Figure record listings
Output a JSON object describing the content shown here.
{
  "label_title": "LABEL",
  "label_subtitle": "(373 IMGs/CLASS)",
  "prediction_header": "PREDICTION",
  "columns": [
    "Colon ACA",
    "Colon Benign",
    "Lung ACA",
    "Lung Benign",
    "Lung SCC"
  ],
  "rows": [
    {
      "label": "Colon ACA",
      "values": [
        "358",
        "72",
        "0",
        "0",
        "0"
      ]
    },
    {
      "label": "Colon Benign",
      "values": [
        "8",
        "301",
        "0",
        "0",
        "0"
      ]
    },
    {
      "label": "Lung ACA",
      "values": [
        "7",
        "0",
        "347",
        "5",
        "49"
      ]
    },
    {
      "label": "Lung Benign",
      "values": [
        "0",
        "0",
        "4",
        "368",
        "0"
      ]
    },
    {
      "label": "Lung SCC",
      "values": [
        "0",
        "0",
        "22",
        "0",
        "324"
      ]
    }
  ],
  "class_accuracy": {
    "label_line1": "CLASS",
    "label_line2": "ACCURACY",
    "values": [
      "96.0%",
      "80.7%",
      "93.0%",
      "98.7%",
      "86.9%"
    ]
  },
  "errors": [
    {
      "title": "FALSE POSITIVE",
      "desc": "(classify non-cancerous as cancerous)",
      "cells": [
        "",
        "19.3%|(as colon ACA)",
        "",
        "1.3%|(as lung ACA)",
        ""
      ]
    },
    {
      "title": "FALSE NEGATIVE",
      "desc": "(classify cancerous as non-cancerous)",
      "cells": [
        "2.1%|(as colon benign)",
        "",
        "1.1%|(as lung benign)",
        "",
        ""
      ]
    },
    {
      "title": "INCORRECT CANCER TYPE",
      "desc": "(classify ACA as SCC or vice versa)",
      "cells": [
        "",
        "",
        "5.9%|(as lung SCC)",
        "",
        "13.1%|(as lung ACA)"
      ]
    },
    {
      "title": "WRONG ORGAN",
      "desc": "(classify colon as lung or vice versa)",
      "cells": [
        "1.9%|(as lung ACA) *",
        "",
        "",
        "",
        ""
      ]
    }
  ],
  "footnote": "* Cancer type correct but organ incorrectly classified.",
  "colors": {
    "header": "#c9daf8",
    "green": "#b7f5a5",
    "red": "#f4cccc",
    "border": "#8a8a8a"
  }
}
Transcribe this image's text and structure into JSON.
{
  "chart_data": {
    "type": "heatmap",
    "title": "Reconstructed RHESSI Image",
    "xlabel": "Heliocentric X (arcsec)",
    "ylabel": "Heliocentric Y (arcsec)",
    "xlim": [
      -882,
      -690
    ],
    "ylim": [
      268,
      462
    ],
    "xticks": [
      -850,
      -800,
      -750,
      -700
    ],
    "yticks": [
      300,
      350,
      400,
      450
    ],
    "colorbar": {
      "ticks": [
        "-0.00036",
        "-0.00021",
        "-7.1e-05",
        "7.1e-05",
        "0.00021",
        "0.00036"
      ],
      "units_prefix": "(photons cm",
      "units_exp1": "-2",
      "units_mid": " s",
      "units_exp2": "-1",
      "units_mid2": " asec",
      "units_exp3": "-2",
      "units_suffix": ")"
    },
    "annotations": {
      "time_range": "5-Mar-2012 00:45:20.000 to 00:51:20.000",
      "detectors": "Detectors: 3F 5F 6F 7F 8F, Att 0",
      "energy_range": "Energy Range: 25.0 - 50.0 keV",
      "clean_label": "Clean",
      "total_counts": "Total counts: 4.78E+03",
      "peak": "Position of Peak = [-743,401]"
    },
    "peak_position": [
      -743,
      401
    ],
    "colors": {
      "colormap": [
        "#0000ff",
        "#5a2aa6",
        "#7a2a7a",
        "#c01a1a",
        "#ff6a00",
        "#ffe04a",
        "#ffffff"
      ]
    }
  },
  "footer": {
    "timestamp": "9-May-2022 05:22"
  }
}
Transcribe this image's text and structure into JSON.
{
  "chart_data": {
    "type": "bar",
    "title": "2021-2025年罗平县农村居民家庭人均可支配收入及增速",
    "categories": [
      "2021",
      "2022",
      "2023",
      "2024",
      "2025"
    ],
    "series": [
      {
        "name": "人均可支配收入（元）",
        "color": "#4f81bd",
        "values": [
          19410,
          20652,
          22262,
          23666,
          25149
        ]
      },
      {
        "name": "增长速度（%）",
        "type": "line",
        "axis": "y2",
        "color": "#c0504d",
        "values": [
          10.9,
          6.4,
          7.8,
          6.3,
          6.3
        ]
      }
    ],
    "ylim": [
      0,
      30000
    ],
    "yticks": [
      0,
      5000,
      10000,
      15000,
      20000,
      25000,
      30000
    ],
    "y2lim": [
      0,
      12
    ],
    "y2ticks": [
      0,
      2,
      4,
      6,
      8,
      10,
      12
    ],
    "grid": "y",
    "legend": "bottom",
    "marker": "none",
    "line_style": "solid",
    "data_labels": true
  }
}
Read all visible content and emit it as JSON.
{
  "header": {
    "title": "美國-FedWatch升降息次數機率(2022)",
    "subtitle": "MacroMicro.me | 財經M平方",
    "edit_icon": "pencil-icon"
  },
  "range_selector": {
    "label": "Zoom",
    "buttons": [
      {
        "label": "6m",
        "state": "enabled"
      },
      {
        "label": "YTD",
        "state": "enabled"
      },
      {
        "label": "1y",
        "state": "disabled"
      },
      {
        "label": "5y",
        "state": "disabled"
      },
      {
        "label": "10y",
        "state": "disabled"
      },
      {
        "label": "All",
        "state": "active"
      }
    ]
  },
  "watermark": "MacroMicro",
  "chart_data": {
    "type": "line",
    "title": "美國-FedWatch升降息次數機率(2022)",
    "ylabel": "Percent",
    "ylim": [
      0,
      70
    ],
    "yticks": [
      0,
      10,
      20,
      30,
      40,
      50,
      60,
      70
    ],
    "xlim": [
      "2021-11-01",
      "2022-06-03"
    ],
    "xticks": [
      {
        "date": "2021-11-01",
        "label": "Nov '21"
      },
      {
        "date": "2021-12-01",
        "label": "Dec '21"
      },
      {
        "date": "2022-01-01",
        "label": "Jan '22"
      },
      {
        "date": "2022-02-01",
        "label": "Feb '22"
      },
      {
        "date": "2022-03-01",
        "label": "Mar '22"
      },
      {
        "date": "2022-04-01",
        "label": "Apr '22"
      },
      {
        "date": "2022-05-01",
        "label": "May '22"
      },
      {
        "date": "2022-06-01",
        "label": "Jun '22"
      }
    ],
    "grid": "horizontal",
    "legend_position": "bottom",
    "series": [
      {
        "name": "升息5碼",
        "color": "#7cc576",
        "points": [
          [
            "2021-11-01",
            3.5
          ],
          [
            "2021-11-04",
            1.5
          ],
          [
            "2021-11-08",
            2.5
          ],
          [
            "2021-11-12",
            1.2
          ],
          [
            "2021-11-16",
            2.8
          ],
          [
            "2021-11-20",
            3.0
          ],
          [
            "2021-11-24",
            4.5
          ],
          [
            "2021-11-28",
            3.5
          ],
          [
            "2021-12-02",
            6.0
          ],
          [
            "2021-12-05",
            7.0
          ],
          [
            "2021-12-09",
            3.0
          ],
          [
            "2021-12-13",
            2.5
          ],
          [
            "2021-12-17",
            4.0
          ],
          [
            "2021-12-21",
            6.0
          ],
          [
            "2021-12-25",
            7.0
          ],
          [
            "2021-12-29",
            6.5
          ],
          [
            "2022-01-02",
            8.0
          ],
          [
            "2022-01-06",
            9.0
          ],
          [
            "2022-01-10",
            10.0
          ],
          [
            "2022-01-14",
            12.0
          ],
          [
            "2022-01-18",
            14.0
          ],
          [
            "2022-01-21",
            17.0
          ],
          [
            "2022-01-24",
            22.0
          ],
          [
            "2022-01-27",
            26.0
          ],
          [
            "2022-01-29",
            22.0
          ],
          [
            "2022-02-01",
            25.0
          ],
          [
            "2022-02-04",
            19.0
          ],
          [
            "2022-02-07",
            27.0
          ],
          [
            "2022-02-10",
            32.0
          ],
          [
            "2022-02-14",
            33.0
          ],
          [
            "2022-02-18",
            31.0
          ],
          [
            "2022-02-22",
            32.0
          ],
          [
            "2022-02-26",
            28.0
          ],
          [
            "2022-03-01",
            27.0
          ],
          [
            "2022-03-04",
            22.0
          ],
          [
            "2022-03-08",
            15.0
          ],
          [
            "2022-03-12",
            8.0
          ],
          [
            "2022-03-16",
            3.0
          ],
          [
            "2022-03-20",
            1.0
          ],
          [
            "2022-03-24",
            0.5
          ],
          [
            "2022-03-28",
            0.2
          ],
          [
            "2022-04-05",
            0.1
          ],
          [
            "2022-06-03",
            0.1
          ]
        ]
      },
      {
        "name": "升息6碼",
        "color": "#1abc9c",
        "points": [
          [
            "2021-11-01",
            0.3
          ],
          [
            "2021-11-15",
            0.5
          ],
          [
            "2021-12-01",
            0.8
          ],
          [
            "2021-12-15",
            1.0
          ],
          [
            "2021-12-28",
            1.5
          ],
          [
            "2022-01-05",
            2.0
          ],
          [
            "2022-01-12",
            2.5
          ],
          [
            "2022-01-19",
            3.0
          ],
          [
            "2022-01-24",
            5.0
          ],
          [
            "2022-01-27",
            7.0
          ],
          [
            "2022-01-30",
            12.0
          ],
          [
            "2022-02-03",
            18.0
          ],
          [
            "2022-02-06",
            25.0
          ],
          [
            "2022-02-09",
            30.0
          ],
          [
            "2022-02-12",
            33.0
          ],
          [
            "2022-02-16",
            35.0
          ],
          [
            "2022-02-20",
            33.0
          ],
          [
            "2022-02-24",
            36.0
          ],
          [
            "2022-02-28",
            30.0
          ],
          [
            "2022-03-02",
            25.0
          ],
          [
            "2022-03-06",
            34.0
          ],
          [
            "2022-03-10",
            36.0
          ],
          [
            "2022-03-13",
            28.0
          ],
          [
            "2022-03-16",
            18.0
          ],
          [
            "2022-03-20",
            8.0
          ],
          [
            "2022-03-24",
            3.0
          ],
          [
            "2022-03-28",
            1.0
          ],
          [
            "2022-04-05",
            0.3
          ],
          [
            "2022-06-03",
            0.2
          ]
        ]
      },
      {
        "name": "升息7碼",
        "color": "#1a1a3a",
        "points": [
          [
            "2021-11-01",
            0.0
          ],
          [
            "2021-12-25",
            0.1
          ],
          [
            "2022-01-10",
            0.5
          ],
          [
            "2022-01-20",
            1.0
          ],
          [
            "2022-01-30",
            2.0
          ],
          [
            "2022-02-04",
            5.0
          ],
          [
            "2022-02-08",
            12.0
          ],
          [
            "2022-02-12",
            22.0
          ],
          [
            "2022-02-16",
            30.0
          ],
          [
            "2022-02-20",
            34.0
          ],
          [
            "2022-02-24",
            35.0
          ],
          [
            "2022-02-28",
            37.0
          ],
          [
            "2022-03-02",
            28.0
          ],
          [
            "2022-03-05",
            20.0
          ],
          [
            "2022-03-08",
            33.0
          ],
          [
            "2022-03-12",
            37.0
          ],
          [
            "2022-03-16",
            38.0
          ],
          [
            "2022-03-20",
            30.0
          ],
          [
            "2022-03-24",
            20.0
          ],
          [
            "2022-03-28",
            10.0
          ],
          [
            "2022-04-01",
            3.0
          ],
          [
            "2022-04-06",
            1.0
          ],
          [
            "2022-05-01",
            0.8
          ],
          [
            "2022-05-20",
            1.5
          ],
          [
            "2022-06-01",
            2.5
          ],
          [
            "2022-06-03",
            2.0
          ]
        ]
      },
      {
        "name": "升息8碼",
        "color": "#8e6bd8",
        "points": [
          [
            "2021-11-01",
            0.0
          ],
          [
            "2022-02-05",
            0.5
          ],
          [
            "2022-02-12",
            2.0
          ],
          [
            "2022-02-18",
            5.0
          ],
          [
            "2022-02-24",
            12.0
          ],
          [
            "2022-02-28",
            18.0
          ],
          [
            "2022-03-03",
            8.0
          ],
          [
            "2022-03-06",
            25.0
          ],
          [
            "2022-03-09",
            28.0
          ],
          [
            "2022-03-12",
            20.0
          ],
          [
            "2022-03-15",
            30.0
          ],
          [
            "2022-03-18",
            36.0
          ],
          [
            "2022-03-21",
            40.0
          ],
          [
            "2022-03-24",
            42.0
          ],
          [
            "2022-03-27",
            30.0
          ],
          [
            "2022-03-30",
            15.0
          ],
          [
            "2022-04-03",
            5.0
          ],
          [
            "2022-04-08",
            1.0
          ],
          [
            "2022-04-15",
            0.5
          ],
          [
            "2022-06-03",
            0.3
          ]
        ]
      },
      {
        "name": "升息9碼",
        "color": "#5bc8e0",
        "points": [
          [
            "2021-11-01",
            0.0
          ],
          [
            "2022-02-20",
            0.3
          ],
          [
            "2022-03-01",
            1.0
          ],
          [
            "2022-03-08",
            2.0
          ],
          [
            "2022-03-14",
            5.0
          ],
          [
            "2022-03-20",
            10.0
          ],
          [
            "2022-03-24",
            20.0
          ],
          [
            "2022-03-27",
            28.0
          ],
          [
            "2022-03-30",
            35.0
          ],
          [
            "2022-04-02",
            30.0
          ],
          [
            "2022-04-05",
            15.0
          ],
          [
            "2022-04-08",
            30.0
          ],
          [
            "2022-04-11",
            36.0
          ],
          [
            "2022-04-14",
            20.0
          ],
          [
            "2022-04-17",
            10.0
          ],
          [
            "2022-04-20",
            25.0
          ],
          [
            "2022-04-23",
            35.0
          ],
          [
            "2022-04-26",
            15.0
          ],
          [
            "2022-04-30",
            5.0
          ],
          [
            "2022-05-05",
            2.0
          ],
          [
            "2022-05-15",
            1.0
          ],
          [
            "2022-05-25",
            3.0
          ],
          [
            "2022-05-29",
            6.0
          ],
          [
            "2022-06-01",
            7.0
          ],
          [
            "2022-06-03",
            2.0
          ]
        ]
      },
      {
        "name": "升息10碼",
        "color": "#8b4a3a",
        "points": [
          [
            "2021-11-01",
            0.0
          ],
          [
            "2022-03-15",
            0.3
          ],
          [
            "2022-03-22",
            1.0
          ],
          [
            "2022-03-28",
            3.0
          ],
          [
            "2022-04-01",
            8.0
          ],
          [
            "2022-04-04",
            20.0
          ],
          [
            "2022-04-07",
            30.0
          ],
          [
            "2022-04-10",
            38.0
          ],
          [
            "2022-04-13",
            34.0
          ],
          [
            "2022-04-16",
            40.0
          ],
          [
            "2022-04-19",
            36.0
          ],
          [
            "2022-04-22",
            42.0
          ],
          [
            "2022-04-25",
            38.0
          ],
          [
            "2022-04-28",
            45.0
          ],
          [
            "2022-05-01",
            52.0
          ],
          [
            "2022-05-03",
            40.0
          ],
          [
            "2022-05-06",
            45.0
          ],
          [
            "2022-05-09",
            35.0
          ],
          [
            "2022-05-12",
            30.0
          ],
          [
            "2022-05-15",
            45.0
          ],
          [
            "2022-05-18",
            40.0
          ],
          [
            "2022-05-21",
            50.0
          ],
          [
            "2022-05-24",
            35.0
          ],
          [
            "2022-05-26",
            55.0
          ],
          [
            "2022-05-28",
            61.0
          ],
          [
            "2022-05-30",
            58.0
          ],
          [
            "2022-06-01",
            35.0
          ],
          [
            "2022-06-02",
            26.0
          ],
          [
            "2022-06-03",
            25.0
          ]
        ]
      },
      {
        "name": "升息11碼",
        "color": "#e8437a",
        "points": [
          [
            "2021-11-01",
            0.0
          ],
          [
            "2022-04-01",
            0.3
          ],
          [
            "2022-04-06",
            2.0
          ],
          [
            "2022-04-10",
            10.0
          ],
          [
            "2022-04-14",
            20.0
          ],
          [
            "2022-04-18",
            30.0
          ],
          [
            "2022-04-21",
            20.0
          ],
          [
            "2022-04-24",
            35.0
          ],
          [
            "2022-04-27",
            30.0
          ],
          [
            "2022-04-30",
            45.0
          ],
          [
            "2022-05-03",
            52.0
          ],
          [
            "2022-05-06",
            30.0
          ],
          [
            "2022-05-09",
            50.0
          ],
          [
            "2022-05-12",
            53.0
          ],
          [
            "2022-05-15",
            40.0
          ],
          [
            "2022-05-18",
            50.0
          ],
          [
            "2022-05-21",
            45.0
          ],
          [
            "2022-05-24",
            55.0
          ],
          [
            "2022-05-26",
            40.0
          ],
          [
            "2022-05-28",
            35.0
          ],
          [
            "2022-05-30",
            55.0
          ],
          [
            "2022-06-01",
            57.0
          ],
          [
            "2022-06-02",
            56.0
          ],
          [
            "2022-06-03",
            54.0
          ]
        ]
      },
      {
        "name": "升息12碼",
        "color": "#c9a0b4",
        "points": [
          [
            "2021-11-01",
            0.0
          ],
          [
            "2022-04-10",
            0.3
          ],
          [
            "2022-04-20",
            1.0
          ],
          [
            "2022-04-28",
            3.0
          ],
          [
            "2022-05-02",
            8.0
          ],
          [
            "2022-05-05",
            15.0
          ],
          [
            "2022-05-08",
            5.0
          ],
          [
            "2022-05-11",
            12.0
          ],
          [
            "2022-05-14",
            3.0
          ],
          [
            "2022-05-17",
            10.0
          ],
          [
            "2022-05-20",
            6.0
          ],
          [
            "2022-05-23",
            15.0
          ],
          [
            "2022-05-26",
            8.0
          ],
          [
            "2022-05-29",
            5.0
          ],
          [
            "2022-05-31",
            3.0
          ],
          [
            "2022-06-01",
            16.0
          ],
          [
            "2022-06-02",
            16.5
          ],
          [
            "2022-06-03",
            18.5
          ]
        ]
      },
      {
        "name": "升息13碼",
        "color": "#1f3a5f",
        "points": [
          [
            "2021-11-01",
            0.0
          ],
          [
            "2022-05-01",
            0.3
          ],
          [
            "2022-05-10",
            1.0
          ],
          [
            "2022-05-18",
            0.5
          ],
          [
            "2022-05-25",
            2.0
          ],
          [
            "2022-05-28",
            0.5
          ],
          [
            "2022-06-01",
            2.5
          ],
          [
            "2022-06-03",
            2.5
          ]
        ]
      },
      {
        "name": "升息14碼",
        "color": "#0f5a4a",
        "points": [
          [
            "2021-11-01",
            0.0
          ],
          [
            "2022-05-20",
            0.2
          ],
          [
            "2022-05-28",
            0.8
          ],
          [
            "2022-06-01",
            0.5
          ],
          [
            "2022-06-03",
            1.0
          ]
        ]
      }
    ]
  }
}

## What to produce
Reproduce every line from the entries that holds the word "date".

## Result of the exercise
        "date": "2021-11-01",
        "date": "2021-12-01",
        "date": "2022-01-01",
        "date": "2022-02-01",
        "date": "2022-03-01",
        "date": "2022-04-01",
        "date": "2022-05-01",
        "date": "2022-06-01",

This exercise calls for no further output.